▸ SOURCE DATA
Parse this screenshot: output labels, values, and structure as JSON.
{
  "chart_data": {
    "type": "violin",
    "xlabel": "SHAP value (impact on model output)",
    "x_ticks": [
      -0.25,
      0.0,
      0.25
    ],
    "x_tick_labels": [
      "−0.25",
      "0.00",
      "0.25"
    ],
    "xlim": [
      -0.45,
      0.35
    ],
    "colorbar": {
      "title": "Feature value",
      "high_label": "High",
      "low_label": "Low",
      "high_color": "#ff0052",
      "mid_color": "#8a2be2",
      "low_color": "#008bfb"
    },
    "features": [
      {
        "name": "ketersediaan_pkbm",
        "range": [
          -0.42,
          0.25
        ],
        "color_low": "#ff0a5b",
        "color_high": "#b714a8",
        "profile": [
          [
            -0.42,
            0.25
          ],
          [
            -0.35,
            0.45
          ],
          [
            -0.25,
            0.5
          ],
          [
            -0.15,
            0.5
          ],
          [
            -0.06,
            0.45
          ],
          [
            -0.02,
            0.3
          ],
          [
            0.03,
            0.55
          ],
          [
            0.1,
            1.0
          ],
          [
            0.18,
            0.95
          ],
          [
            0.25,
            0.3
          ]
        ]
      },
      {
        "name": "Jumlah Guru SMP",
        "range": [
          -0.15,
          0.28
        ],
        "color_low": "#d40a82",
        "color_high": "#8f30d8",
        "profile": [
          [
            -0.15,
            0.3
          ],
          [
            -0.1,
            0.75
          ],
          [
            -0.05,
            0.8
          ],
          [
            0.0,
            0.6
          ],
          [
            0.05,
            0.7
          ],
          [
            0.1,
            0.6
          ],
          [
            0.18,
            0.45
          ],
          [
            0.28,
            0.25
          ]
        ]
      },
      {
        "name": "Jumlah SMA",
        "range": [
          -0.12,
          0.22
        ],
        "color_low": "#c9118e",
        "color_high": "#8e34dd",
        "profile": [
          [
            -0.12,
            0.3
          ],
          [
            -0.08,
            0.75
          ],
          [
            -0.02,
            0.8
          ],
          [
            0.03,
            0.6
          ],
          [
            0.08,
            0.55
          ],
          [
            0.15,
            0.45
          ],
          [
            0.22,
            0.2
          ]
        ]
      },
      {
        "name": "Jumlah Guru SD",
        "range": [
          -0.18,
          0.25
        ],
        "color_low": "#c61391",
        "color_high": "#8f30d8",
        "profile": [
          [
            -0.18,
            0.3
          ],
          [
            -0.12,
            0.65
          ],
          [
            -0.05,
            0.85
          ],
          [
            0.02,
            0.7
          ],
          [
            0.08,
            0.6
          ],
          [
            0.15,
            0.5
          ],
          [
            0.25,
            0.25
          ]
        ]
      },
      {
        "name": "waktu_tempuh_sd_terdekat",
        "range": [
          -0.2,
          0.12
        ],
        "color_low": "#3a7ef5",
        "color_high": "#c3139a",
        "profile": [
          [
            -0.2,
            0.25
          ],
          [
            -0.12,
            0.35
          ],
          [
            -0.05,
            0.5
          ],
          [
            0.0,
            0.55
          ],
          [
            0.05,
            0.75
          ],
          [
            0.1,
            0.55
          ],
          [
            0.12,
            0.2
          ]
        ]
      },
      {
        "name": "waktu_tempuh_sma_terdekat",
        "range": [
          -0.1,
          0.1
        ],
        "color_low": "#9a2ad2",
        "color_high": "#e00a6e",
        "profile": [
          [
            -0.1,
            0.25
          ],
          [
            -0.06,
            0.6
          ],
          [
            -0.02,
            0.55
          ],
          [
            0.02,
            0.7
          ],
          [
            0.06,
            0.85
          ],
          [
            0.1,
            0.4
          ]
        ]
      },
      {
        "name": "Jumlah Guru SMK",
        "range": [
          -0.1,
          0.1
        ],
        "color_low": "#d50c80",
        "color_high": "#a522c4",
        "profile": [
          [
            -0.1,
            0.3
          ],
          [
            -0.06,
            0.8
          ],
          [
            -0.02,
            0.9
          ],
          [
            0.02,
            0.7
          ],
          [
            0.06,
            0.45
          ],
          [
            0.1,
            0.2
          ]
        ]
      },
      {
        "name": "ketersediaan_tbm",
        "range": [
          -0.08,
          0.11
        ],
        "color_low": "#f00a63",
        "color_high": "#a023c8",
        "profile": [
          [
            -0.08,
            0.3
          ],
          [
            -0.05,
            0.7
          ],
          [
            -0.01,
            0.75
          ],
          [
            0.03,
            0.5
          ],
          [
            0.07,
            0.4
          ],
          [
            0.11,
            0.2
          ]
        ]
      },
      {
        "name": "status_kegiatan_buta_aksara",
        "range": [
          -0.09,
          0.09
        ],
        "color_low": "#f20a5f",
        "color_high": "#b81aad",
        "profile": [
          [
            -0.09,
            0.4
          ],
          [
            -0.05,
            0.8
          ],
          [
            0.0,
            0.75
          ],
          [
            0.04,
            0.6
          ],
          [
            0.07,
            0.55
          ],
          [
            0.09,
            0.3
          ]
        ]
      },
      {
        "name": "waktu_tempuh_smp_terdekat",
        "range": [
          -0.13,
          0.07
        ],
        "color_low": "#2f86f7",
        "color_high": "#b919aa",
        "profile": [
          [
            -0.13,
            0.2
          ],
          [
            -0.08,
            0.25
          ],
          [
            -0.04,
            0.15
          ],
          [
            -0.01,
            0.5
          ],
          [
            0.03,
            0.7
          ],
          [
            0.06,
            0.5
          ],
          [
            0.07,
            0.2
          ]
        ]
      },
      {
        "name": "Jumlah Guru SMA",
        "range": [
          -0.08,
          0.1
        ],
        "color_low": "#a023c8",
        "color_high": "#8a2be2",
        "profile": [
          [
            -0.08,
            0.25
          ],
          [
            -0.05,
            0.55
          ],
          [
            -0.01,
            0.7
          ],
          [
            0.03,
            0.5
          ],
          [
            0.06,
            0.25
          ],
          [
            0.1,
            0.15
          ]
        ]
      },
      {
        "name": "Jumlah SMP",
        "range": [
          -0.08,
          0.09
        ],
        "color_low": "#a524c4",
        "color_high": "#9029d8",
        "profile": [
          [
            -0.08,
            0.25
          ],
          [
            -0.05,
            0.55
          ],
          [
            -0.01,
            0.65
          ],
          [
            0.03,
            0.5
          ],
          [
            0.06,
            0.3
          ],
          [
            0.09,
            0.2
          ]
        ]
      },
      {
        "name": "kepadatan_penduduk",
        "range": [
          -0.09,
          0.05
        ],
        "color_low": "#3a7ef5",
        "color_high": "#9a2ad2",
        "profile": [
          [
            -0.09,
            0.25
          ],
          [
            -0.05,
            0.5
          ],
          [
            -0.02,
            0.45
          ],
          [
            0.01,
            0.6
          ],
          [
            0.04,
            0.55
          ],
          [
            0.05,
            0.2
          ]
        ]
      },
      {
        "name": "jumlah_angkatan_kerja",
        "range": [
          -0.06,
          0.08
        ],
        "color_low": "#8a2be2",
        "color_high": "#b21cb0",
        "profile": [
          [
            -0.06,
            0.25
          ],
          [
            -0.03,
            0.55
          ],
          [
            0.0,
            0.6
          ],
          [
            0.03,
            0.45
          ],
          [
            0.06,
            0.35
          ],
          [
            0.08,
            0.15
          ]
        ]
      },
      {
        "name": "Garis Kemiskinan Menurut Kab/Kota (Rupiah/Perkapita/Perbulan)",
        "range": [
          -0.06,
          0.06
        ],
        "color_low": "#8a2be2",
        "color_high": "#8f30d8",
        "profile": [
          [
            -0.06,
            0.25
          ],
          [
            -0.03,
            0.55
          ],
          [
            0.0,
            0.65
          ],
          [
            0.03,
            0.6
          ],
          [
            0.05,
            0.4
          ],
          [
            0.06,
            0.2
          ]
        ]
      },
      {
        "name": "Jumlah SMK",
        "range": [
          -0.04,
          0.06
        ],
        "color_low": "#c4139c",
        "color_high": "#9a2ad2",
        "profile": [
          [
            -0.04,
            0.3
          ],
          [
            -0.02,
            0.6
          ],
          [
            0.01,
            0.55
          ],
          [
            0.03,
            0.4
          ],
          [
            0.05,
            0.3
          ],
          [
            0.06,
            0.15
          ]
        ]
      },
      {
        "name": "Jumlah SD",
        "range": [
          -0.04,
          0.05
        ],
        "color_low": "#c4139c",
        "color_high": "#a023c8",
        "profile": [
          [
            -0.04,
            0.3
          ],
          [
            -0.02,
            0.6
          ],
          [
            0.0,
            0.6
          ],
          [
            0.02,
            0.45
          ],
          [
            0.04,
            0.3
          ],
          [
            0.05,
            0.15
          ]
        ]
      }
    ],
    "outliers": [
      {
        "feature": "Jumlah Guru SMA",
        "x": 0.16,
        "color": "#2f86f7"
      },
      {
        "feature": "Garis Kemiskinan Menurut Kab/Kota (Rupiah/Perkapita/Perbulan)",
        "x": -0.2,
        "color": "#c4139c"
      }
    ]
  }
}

▸ EXERCISE DIRECTIONS
Working from the entries above, return all lines that contain "Garis".

▸ ANSWER TO THE TASK
        "name": "Garis Kemiskinan Menurut Kab/Kota (Rupiah/Perkapita/Perbulan)",
        "feature": "Garis Kemiskinan Menurut Kab/Kota (Rupiah/Perkapita/Perbulan)",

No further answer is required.